ASSIGNED TASK: Retrieve every line from the records in which the word "occurrence" occurs.

[Entries from a page text collection]
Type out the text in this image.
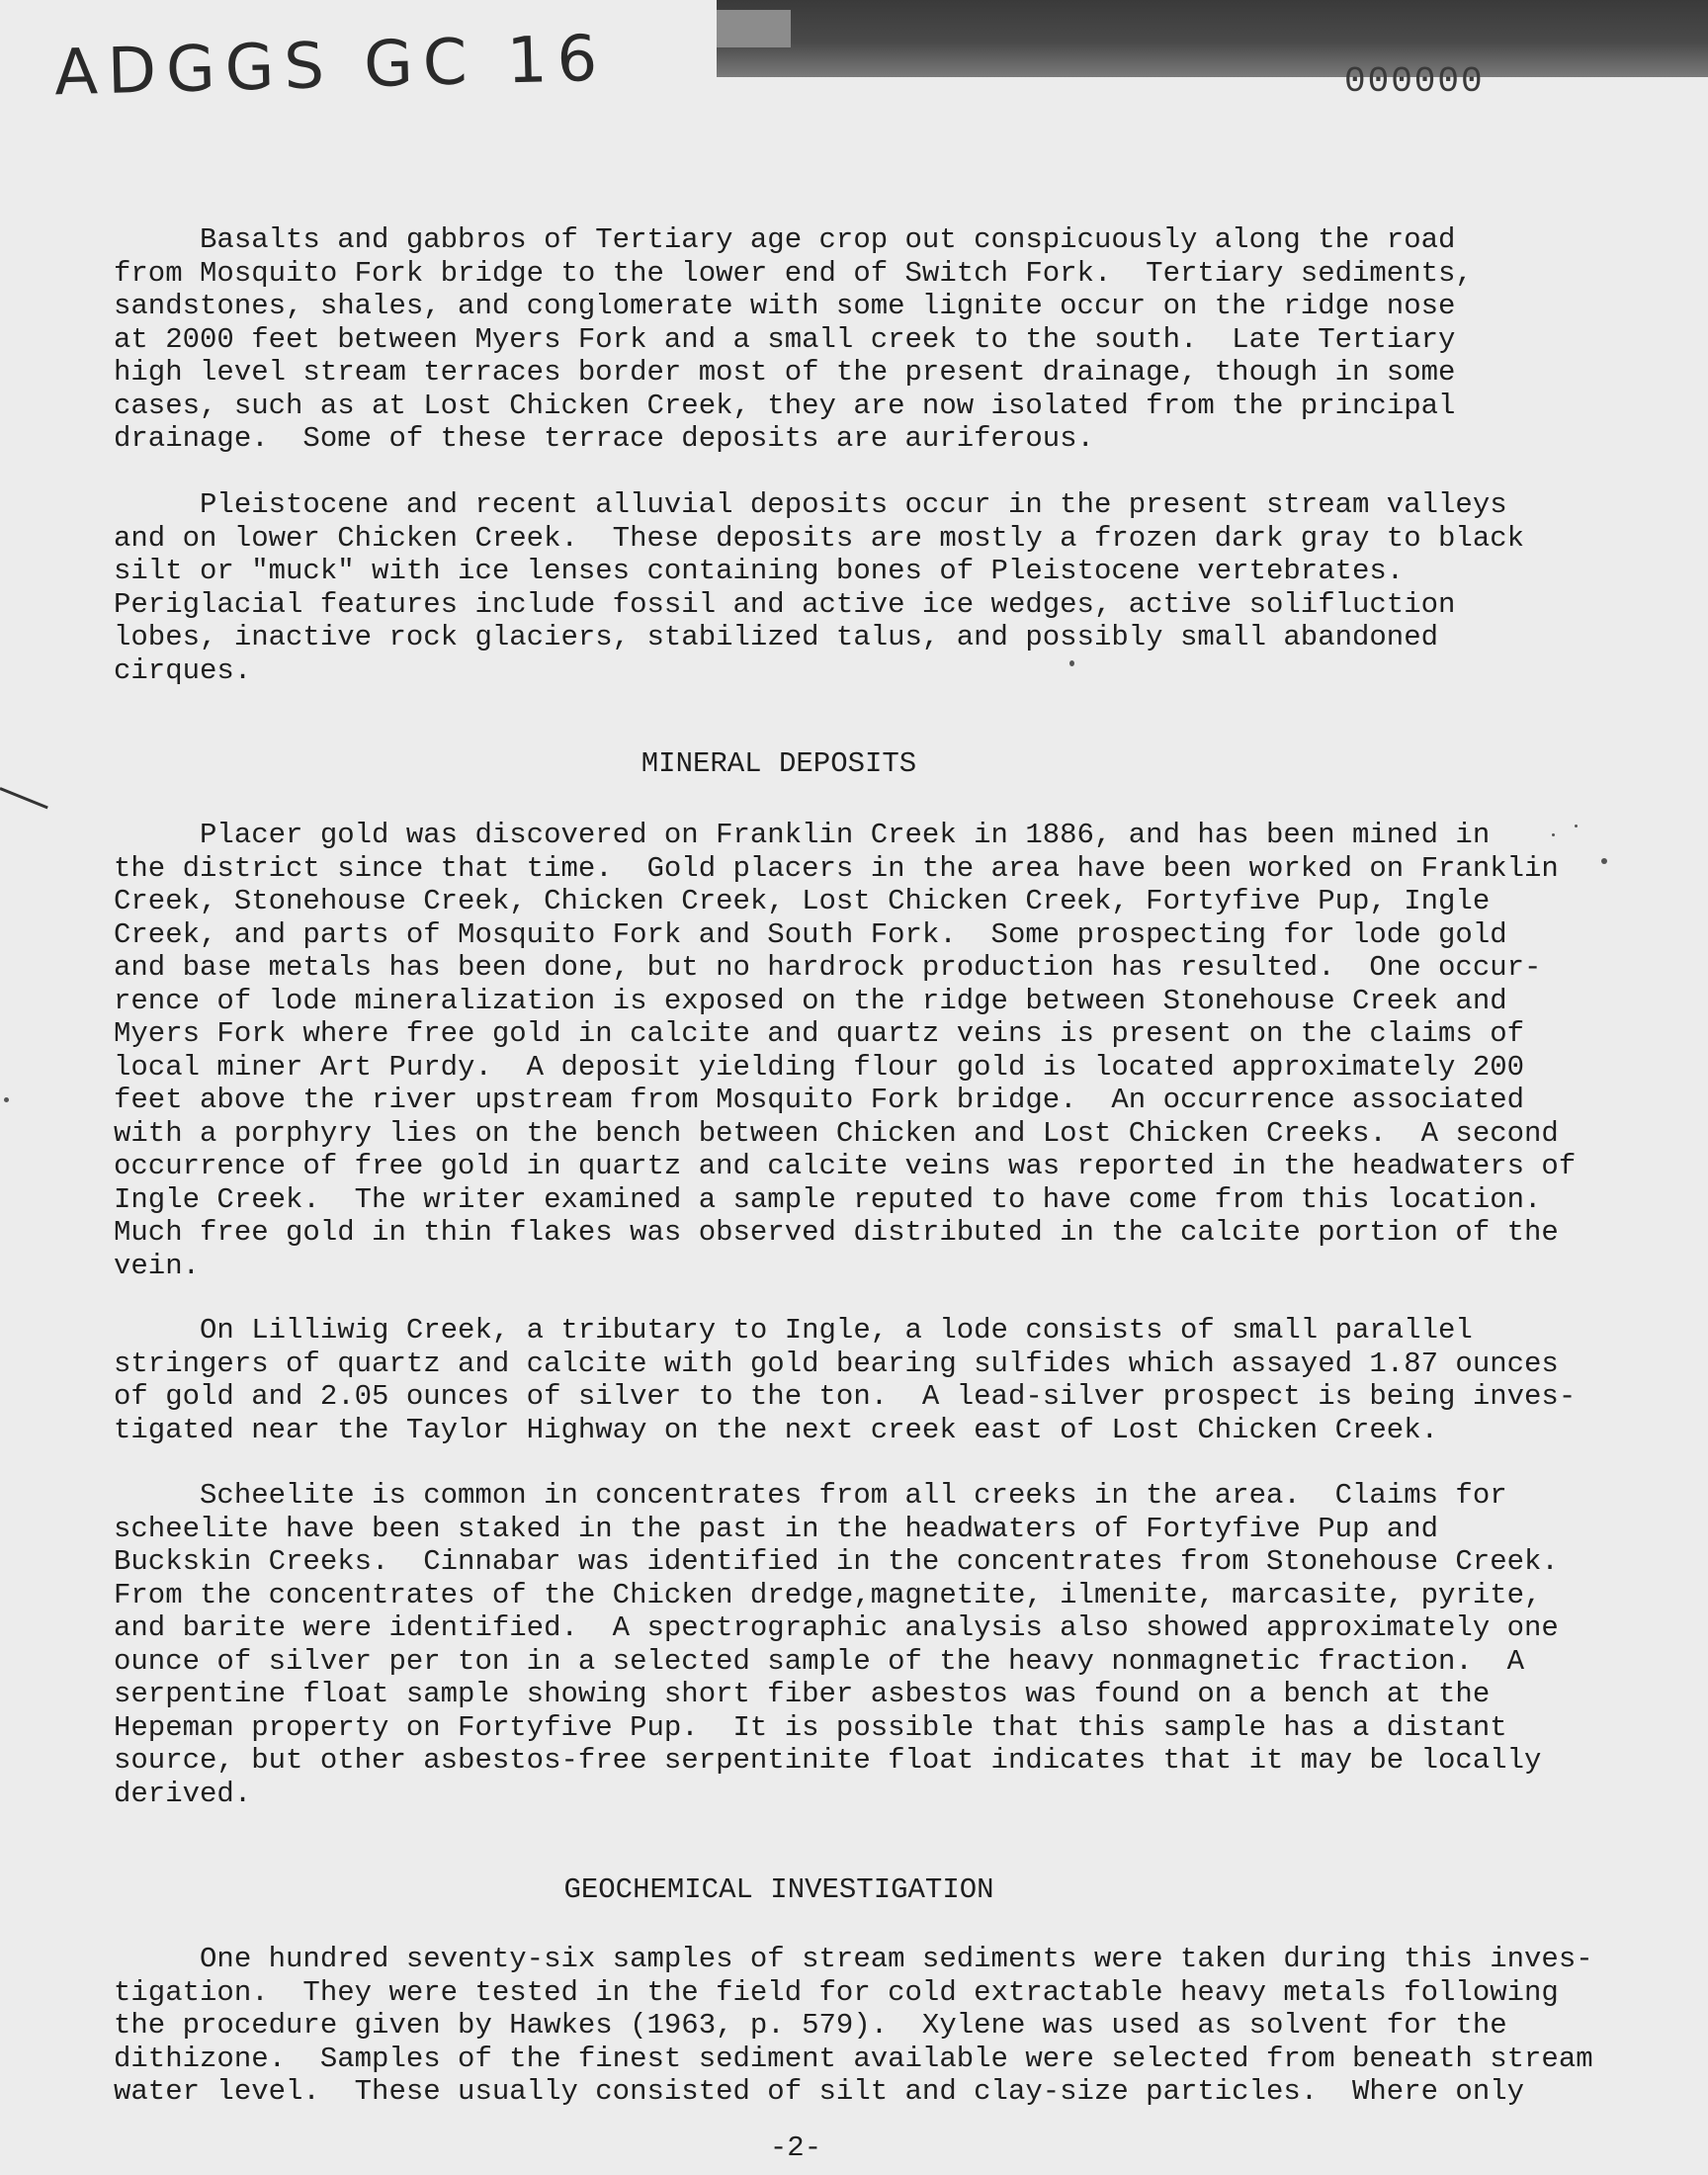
ADGGS GC 16	000000

Basalts and gabbros of Tertiary age crop out conspicuously along the road
from Mosquito Fork bridge to the lower end of Switch Fork.  Tertiary sediments,
sandstones, shales, and conglomerate with some lignite occur on the ridge nose
at 2000 feet between Myers Fork and a small creek to the south.  Late Tertiary
high level stream terraces border most of the present drainage, though in some
cases, such as at Lost Chicken Creek, they are now isolated from the principal
drainage.  Some of these terrace deposits are auriferous.

Pleistocene and recent alluvial deposits occur in the present stream valleys
and on lower Chicken Creek.  These deposits are mostly a frozen dark gray to black
silt or "muck" with ice lenses containing bones of Pleistocene vertebrates.
Periglacial features include fossil and active ice wedges, active solifluction
lobes, inactive rock glaciers, stabilized talus, and possibly small abandoned
cirques.

MINERAL DEPOSITS

Placer gold was discovered on Franklin Creek in 1886, and has been mined in
the district since that time.  Gold placers in the area have been worked on Franklin
Creek, Stonehouse Creek, Chicken Creek, Lost Chicken Creek, Fortyfive Pup, Ingle
Creek, and parts of Mosquito Fork and South Fork.  Some prospecting for lode gold
and base metals has been done, but no hardrock production has resulted.  One occur-
rence of lode mineralization is exposed on the ridge between Stonehouse Creek and
Myers Fork where free gold in calcite and quartz veins is present on the claims of
local miner Art Purdy.  A deposit yielding flour gold is located approximately 200
feet above the river upstream from Mosquito Fork bridge.  An occurrence associated
with a porphyry lies on the bench between Chicken and Lost Chicken Creeks.  A second
occurrence of free gold in quartz and calcite veins was reported in the headwaters of
Ingle Creek.  The writer examined a sample reputed to have come from this location.
Much free gold in thin flakes was observed distributed in the calcite portion of the
vein.

On Lilliwig Creek, a tributary to Ingle, a lode consists of small parallel
stringers of quartz and calcite with gold bearing sulfides which assayed 1.87 ounces
of gold and 2.05 ounces of silver to the ton.  A lead-silver prospect is being inves-
tigated near the Taylor Highway on the next creek east of Lost Chicken Creek.

Scheelite is common in concentrates from all creeks in the area.  Claims for
scheelite have been staked in the past in the headwaters of Fortyfive Pup and
Buckskin Creeks.  Cinnabar was identified in the concentrates from Stonehouse Creek.
From the concentrates of the Chicken dredge,magnetite, ilmenite, marcasite, pyrite,
and barite were identified.  A spectrographic analysis also showed approximately one
ounce of silver per ton in a selected sample of the heavy nonmagnetic fraction.  A
serpentine float sample showing short fiber asbestos was found on a bench at the
Hepeman property on Fortyfive Pup.  It is possible that this sample has a distant
source, but other asbestos-free serpentinite float indicates that it may be locally
derived.

GEOCHEMICAL INVESTIGATION

One hundred seventy-six samples of stream sediments were taken during this inves-
tigation.  They were tested in the field for cold extractable heavy metals following
the procedure given by Hawkes (1963, p. 579).  Xylene was used as solvent for the
dithizone.  Samples of the finest sediment available were selected from beneath stream
water level.  These usually consisted of silt and clay-size particles.  Where only

-2-
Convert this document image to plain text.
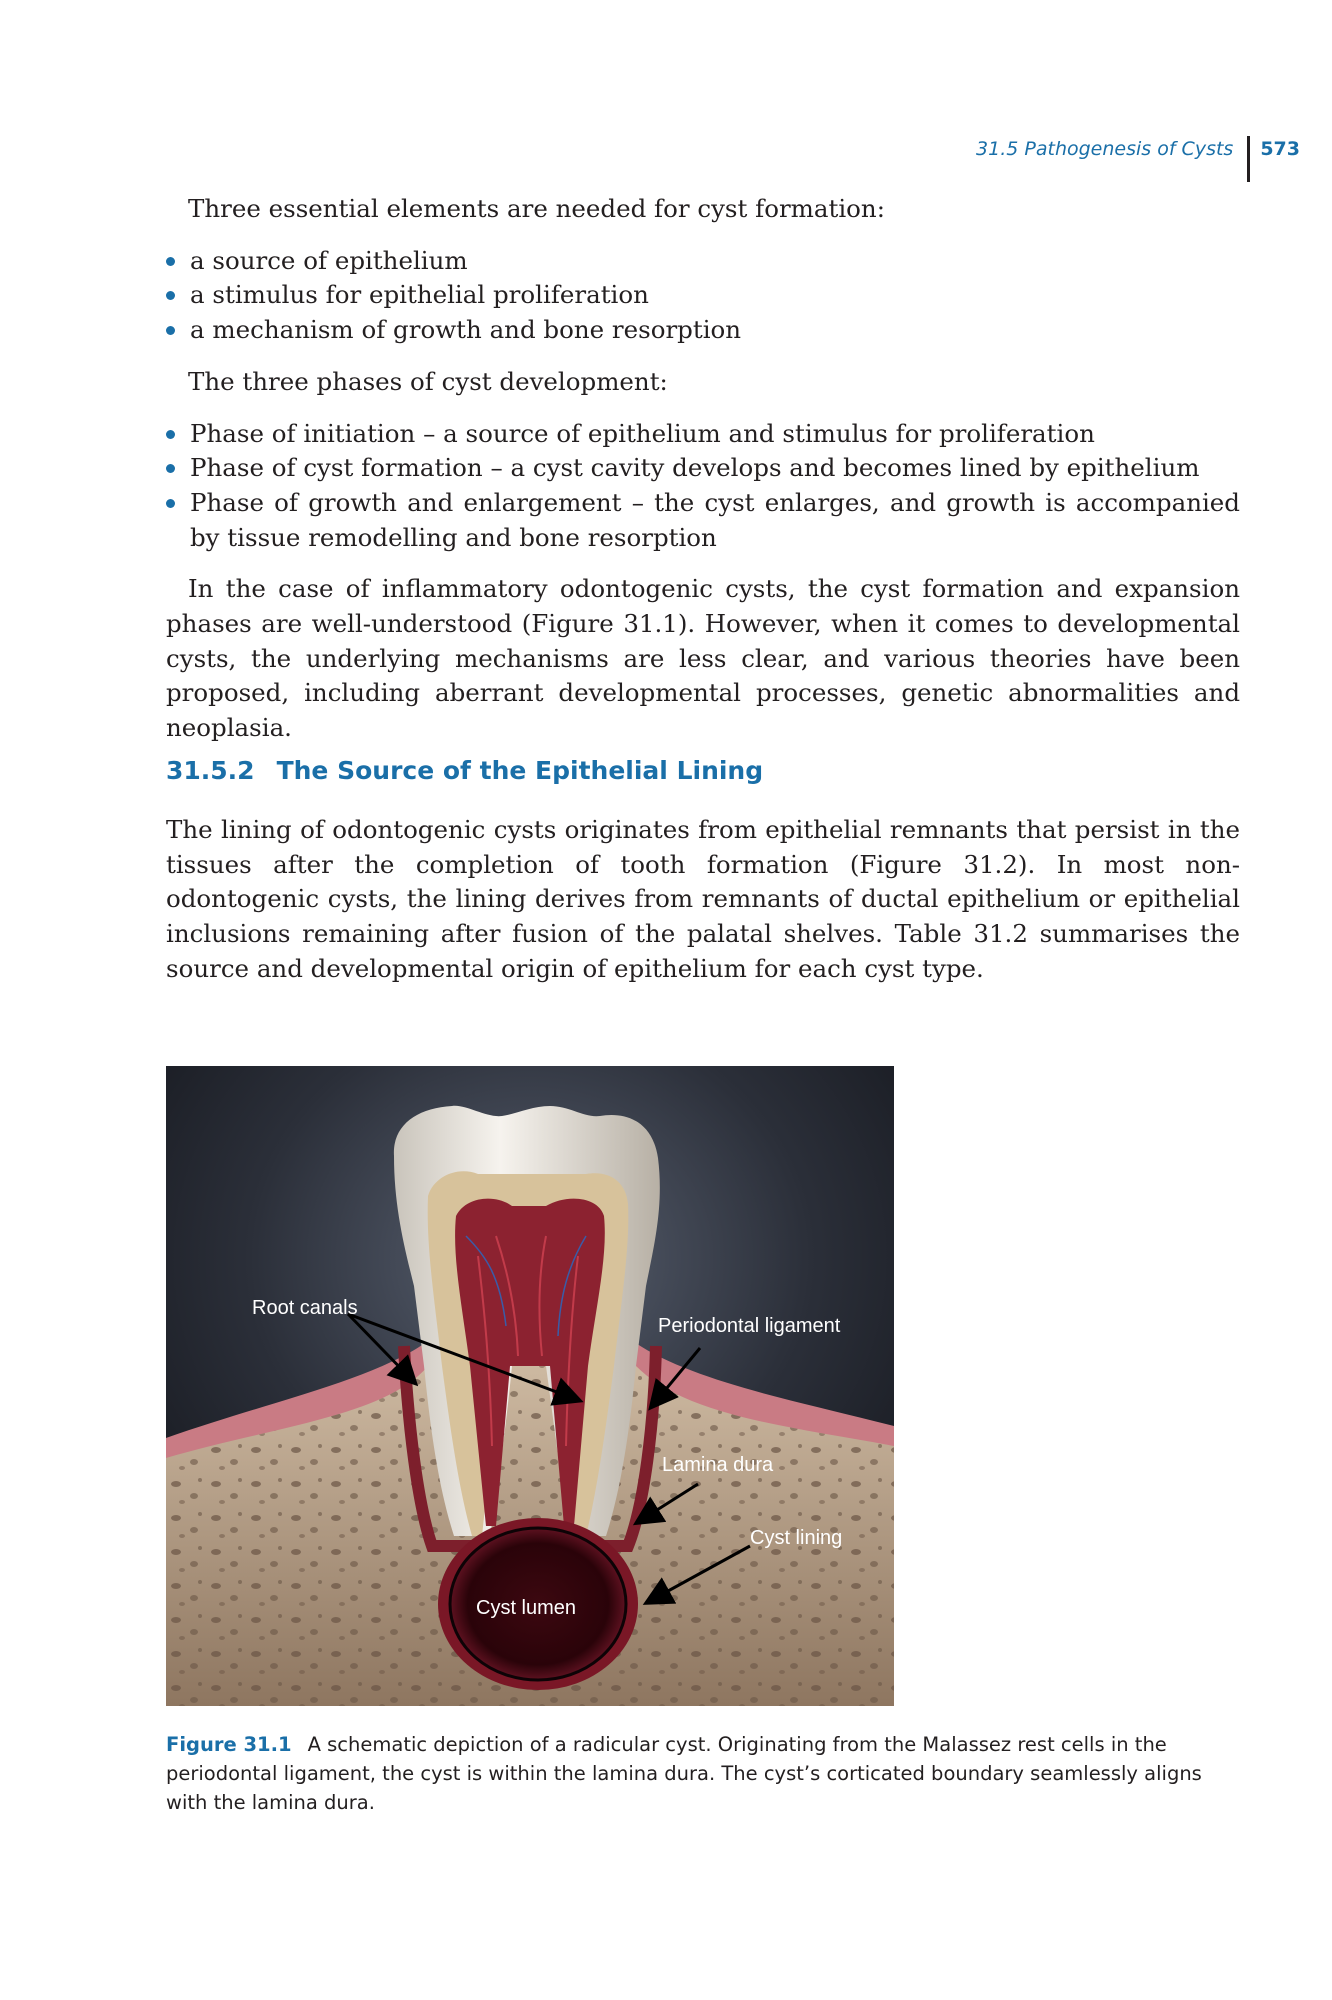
31.5 Pathogenesis of Cysts 573

Three essential elements are needed for cyst formation:

a source of epithelium
a stimulus for epithelial proliferation
a mechanism of growth and bone resorption

The three phases of cyst development:

Phase of initiation – a source of epithelium and stimulus for proliferation
Phase of cyst formation – a cyst cavity develops and becomes lined by epithelium
Phase of growth and enlargement – the cyst enlarges, and growth is accompanied by tissue remodelling and bone resorption

In the case of inflammatory odontogenic cysts, the cyst formation and expansion phases are well-understood (Figure 31.1). However, when it comes to developmental cysts, the underlying mechanisms are less clear, and various theories have been proposed, including aberrant developmental processes, genetic abnormalities and neoplasia.

31.5.2 The Source of the Epithelial Lining

The lining of odontogenic cysts originates from epithelial remnants that persist in the tissues after the completion of tooth formation (Figure 31.2). In most non-odontogenic cysts, the lining derives from remnants of ductal epithelium or epithelial inclusions remaining after fusion of the palatal shelves. Table 31.2 summarises the source and developmental origin of epithelium for each cyst type.

Root canals
Periodontal ligament
Lamina dura
Cyst lining
Cyst lumen
Figure 31.1 A schematic depiction of a radicular cyst. Originating from the Malassez rest cells in the periodontal ligament, the cyst is within the lamina dura. The cyst’s corticated boundary seamlessly aligns with the lamina dura.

REPLY TO THE TASK:
feet above the river upstream from Mosquito Fork bridge.  An occurrence associated
occurrence of free gold in quartz and calcite veins was reported in the headwaters of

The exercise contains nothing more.